# [What the task asks]
Check each line for the string "thought", then give only how many lines have it.
start
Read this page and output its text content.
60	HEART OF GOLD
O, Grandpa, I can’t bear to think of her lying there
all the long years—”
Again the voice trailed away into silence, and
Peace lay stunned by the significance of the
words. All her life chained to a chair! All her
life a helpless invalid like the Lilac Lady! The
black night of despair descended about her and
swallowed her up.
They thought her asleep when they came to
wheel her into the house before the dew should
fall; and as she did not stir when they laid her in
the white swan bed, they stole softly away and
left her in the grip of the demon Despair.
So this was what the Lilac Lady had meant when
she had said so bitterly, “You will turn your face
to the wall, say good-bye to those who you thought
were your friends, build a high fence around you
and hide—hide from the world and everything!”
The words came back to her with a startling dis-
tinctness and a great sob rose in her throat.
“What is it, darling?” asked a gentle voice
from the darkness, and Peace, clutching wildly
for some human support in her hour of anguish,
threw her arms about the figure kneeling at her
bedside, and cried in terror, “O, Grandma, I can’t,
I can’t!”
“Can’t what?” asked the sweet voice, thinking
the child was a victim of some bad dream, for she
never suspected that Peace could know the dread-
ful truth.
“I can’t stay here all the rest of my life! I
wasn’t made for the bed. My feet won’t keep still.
end
# [Expected output]
2